Aim of the task => Filter out everything except lines holding "source".

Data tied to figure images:
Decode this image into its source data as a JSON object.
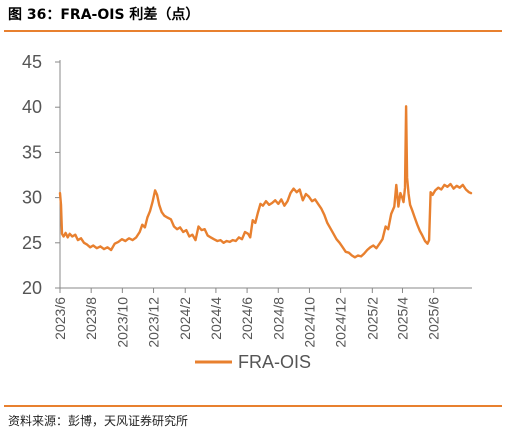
{
  "title": "图 36：FRA-OIS 利差（点）",
  "source": "资料来源：彭博，天风证券研究所",
  "chart_data": {
    "type": "line",
    "title": "",
    "xlabel": "",
    "ylabel": "",
    "ylim": [
      20,
      45
    ],
    "yticks": [
      "20",
      "25",
      "30",
      "35",
      "40",
      "45"
    ],
    "xlim": [
      "2023-06-01",
      "2025-08-15"
    ],
    "xticks": [
      {
        "date": "2023-06-01",
        "label": "2023/6"
      },
      {
        "date": "2023-08-01",
        "label": "2023/8"
      },
      {
        "date": "2023-10-01",
        "label": "2023/10"
      },
      {
        "date": "2023-12-01",
        "label": "2023/12"
      },
      {
        "date": "2024-02-01",
        "label": "2024/2"
      },
      {
        "date": "2024-04-01",
        "label": "2024/4"
      },
      {
        "date": "2024-06-01",
        "label": "2024/6"
      },
      {
        "date": "2024-08-01",
        "label": "2024/8"
      },
      {
        "date": "2024-10-01",
        "label": "2024/10"
      },
      {
        "date": "2024-12-01",
        "label": "2024/12"
      },
      {
        "date": "2025-02-01",
        "label": "2025/2"
      },
      {
        "date": "2025-04-01",
        "label": "2025/4"
      },
      {
        "date": "2025-06-01",
        "label": "2025/6"
      }
    ],
    "grid": false,
    "legend_position": "bottom",
    "series": [
      {
        "name": "FRA-OIS",
        "color": "#e8802f",
        "points": [
          [
            "2023-06-01",
            30.5
          ],
          [
            "2023-06-03",
            29.2
          ],
          [
            "2023-06-05",
            26.0
          ],
          [
            "2023-06-08",
            25.7
          ],
          [
            "2023-06-12",
            26.1
          ],
          [
            "2023-06-16",
            25.6
          ],
          [
            "2023-06-20",
            26.0
          ],
          [
            "2023-06-25",
            25.7
          ],
          [
            "2023-07-01",
            25.9
          ],
          [
            "2023-07-06",
            25.3
          ],
          [
            "2023-07-12",
            25.5
          ],
          [
            "2023-07-18",
            25.0
          ],
          [
            "2023-07-24",
            24.8
          ],
          [
            "2023-07-30",
            24.5
          ],
          [
            "2023-08-05",
            24.7
          ],
          [
            "2023-08-12",
            24.4
          ],
          [
            "2023-08-19",
            24.6
          ],
          [
            "2023-08-26",
            24.3
          ],
          [
            "2023-09-02",
            24.5
          ],
          [
            "2023-09-09",
            24.2
          ],
          [
            "2023-09-16",
            24.9
          ],
          [
            "2023-09-23",
            25.1
          ],
          [
            "2023-09-30",
            25.4
          ],
          [
            "2023-10-07",
            25.2
          ],
          [
            "2023-10-14",
            25.5
          ],
          [
            "2023-10-21",
            25.3
          ],
          [
            "2023-10-28",
            25.6
          ],
          [
            "2023-11-04",
            26.2
          ],
          [
            "2023-11-09",
            27.0
          ],
          [
            "2023-11-14",
            26.7
          ],
          [
            "2023-11-19",
            27.8
          ],
          [
            "2023-11-24",
            28.5
          ],
          [
            "2023-11-29",
            29.5
          ],
          [
            "2023-12-04",
            30.8
          ],
          [
            "2023-12-08",
            30.3
          ],
          [
            "2023-12-12",
            29.2
          ],
          [
            "2023-12-17",
            28.4
          ],
          [
            "2023-12-22",
            28.0
          ],
          [
            "2023-12-28",
            27.8
          ],
          [
            "2024-01-04",
            27.6
          ],
          [
            "2024-01-10",
            26.8
          ],
          [
            "2024-01-16",
            26.5
          ],
          [
            "2024-01-22",
            26.7
          ],
          [
            "2024-01-28",
            26.2
          ],
          [
            "2024-02-03",
            26.4
          ],
          [
            "2024-02-09",
            25.7
          ],
          [
            "2024-02-15",
            25.9
          ],
          [
            "2024-02-21",
            25.3
          ],
          [
            "2024-02-27",
            26.8
          ],
          [
            "2024-03-04",
            26.4
          ],
          [
            "2024-03-10",
            26.5
          ],
          [
            "2024-03-16",
            25.8
          ],
          [
            "2024-03-22",
            25.6
          ],
          [
            "2024-03-28",
            25.4
          ],
          [
            "2024-04-04",
            25.2
          ],
          [
            "2024-04-10",
            25.3
          ],
          [
            "2024-04-16",
            25.0
          ],
          [
            "2024-04-22",
            25.2
          ],
          [
            "2024-04-28",
            25.1
          ],
          [
            "2024-05-04",
            25.3
          ],
          [
            "2024-05-10",
            25.2
          ],
          [
            "2024-05-16",
            25.6
          ],
          [
            "2024-05-22",
            25.4
          ],
          [
            "2024-05-28",
            26.2
          ],
          [
            "2024-06-03",
            26.0
          ],
          [
            "2024-06-07",
            25.6
          ],
          [
            "2024-06-12",
            27.5
          ],
          [
            "2024-06-17",
            27.2
          ],
          [
            "2024-06-22",
            28.3
          ],
          [
            "2024-06-27",
            29.3
          ],
          [
            "2024-07-02",
            29.1
          ],
          [
            "2024-07-08",
            29.6
          ],
          [
            "2024-07-14",
            29.2
          ],
          [
            "2024-07-20",
            29.4
          ],
          [
            "2024-07-26",
            29.7
          ],
          [
            "2024-08-01",
            29.3
          ],
          [
            "2024-08-07",
            29.8
          ],
          [
            "2024-08-13",
            29.1
          ],
          [
            "2024-08-19",
            29.6
          ],
          [
            "2024-08-25",
            30.5
          ],
          [
            "2024-08-31",
            31.0
          ],
          [
            "2024-09-06",
            30.6
          ],
          [
            "2024-09-12",
            30.9
          ],
          [
            "2024-09-18",
            29.7
          ],
          [
            "2024-09-24",
            30.4
          ],
          [
            "2024-09-30",
            30.1
          ],
          [
            "2024-10-06",
            29.6
          ],
          [
            "2024-10-12",
            29.8
          ],
          [
            "2024-10-18",
            29.3
          ],
          [
            "2024-10-24",
            28.8
          ],
          [
            "2024-10-30",
            28.1
          ],
          [
            "2024-11-05",
            27.2
          ],
          [
            "2024-11-11",
            26.6
          ],
          [
            "2024-11-17",
            26.0
          ],
          [
            "2024-11-23",
            25.4
          ],
          [
            "2024-11-29",
            25.0
          ],
          [
            "2024-12-05",
            24.5
          ],
          [
            "2024-12-11",
            24.0
          ],
          [
            "2024-12-17",
            23.9
          ],
          [
            "2024-12-23",
            23.6
          ],
          [
            "2024-12-29",
            23.4
          ],
          [
            "2025-01-04",
            23.6
          ],
          [
            "2025-01-10",
            23.5
          ],
          [
            "2025-01-16",
            23.8
          ],
          [
            "2025-01-22",
            24.2
          ],
          [
            "2025-01-28",
            24.5
          ],
          [
            "2025-02-03",
            24.7
          ],
          [
            "2025-02-09",
            24.4
          ],
          [
            "2025-02-15",
            24.9
          ],
          [
            "2025-02-21",
            25.4
          ],
          [
            "2025-02-27",
            26.8
          ],
          [
            "2025-03-04",
            26.5
          ],
          [
            "2025-03-10",
            28.2
          ],
          [
            "2025-03-16",
            29.0
          ],
          [
            "2025-03-20",
            31.4
          ],
          [
            "2025-03-24",
            29.0
          ],
          [
            "2025-03-28",
            30.5
          ],
          [
            "2025-04-01",
            29.9
          ],
          [
            "2025-04-03",
            29.5
          ],
          [
            "2025-04-06",
            31.1
          ],
          [
            "2025-04-08",
            40.1
          ],
          [
            "2025-04-10",
            32.2
          ],
          [
            "2025-04-13",
            30.4
          ],
          [
            "2025-04-16",
            29.2
          ],
          [
            "2025-04-20",
            28.6
          ],
          [
            "2025-04-25",
            27.8
          ],
          [
            "2025-04-30",
            27.0
          ],
          [
            "2025-05-05",
            26.3
          ],
          [
            "2025-05-10",
            25.8
          ],
          [
            "2025-05-15",
            25.2
          ],
          [
            "2025-05-20",
            24.9
          ],
          [
            "2025-05-23",
            25.3
          ],
          [
            "2025-05-26",
            30.6
          ],
          [
            "2025-05-30",
            30.3
          ],
          [
            "2025-06-04",
            30.8
          ],
          [
            "2025-06-10",
            31.1
          ],
          [
            "2025-06-16",
            30.9
          ],
          [
            "2025-06-22",
            31.4
          ],
          [
            "2025-06-28",
            31.2
          ],
          [
            "2025-07-04",
            31.5
          ],
          [
            "2025-07-10",
            31.0
          ],
          [
            "2025-07-16",
            31.3
          ],
          [
            "2025-07-22",
            31.1
          ],
          [
            "2025-07-28",
            31.4
          ],
          [
            "2025-08-03",
            30.9
          ],
          [
            "2025-08-09",
            30.6
          ],
          [
            "2025-08-13",
            30.5
          ]
        ]
      }
    ]
  }
}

Answer to this problem =>
Decode this image into its source data as a JSON object.
  "source": "资料来源：彭博，天风证券研究所",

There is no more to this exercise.